-- Exercise description --
Please pull out every line that includes the string "phone".

Stored entries
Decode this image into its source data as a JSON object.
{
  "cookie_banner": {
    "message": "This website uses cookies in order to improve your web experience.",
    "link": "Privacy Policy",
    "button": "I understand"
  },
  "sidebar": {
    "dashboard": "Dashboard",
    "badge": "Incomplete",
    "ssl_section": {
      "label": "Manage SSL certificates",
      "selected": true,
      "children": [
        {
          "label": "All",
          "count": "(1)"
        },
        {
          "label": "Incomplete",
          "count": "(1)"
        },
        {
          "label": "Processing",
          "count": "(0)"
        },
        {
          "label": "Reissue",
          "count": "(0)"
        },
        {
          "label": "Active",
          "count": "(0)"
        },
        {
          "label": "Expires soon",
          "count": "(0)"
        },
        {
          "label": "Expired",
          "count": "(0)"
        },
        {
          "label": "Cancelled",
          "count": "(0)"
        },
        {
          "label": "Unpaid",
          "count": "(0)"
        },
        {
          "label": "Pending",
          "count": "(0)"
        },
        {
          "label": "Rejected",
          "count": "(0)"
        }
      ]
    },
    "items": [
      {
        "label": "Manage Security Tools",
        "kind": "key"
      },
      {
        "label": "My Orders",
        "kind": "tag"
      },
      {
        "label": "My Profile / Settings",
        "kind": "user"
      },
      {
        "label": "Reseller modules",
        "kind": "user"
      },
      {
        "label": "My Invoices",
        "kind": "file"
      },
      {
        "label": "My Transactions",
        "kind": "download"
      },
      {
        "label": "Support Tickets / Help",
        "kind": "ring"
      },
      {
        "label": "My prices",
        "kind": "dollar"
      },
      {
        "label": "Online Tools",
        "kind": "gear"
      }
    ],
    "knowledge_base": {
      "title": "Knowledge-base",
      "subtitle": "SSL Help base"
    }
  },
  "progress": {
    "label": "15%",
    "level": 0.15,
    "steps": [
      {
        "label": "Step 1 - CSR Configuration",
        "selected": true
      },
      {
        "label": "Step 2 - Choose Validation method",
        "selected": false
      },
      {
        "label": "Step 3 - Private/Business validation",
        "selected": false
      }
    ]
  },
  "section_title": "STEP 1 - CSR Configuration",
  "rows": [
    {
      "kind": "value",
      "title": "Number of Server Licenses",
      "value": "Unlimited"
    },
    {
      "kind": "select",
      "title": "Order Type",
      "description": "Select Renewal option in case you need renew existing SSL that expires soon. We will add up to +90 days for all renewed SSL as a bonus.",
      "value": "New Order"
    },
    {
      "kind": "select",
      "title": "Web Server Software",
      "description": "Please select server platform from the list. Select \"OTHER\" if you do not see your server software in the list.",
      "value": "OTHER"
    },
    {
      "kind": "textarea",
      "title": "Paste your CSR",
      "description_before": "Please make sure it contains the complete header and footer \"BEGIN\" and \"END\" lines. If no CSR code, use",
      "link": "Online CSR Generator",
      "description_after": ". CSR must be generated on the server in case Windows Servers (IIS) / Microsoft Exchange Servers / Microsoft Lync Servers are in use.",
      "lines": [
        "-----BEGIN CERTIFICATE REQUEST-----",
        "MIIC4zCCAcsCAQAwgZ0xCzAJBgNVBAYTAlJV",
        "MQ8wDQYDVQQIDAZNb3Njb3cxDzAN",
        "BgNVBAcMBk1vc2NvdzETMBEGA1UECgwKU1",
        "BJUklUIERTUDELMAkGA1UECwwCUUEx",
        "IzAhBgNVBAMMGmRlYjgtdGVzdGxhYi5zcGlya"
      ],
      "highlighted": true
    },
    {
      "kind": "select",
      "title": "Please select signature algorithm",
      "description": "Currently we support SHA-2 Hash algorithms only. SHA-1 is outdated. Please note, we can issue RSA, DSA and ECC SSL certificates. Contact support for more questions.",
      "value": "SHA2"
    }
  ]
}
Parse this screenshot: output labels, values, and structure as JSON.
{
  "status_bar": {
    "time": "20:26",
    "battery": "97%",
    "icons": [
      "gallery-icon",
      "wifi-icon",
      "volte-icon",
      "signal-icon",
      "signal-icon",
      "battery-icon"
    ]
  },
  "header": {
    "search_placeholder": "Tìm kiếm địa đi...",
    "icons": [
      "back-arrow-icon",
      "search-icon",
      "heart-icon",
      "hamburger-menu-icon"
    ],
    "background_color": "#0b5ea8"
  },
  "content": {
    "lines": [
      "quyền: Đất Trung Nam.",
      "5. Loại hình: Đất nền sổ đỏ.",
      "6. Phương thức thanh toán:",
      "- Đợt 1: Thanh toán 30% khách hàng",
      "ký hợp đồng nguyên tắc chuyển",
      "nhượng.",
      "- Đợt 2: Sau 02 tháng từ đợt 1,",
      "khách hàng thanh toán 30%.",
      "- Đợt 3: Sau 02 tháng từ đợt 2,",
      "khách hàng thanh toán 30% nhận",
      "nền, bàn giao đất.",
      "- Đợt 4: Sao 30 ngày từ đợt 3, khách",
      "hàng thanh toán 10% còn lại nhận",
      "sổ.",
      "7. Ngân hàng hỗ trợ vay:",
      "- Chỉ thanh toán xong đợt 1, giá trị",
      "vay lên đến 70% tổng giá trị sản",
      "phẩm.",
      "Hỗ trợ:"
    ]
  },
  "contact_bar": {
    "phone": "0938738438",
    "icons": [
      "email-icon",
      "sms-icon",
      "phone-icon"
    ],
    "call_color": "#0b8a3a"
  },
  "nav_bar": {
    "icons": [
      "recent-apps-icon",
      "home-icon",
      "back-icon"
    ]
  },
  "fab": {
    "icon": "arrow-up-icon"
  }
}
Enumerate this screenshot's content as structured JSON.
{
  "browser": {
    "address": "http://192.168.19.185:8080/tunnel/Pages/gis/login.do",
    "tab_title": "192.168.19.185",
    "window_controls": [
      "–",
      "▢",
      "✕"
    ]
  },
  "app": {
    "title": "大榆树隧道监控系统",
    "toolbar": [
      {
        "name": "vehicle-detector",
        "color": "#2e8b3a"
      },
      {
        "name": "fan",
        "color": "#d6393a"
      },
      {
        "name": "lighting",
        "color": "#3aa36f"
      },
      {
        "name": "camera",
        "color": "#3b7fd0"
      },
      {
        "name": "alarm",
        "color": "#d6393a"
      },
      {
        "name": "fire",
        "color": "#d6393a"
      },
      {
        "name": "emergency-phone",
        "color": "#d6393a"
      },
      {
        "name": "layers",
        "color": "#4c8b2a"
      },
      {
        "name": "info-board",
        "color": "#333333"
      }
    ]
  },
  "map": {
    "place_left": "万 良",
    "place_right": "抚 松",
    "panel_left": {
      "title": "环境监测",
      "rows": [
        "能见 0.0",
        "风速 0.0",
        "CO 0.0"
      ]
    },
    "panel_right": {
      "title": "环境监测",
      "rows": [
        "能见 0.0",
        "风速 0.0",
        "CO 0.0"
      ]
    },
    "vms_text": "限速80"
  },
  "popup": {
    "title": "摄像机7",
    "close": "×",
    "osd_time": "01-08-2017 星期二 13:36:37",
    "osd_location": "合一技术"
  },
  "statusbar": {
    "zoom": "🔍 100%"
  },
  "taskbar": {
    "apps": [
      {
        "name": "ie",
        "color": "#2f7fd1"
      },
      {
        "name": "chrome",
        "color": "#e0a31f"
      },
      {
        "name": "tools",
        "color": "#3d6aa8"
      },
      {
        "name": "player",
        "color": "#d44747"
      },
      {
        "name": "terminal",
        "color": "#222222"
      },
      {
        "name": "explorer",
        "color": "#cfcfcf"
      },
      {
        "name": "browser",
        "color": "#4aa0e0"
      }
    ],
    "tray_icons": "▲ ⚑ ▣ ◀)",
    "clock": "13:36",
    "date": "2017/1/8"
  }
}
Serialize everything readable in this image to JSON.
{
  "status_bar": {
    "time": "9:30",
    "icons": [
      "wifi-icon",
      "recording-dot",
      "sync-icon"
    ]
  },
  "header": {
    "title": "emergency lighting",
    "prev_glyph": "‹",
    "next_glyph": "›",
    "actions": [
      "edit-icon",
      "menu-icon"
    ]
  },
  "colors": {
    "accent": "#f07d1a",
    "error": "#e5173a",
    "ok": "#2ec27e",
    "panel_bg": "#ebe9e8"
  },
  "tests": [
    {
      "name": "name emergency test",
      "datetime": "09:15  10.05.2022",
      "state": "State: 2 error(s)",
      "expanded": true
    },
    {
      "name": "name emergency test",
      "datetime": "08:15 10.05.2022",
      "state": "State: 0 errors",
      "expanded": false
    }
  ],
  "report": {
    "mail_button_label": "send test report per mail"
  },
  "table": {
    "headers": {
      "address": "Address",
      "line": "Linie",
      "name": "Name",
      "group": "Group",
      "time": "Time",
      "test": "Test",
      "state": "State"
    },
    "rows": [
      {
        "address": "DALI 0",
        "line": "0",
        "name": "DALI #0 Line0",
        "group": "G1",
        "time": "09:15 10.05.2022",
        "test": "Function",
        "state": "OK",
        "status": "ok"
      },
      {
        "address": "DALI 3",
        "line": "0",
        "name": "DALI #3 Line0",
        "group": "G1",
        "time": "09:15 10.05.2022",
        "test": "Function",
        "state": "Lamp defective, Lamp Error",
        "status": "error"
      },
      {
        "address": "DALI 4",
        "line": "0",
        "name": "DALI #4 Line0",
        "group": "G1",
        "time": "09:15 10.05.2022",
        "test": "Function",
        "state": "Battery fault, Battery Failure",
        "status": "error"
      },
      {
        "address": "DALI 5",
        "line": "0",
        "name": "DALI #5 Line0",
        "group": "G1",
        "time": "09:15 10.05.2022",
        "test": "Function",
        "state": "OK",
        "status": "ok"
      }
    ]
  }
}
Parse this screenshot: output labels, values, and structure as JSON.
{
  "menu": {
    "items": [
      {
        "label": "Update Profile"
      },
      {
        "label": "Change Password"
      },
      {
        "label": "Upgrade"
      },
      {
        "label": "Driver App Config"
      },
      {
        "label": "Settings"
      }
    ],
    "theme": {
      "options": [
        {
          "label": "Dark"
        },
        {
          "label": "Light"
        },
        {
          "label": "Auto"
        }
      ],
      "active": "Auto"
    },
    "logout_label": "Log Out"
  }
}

-- Exercise answer --
    "phone": "0938738438",
      "phone-icon"
        "name": "emergency-phone",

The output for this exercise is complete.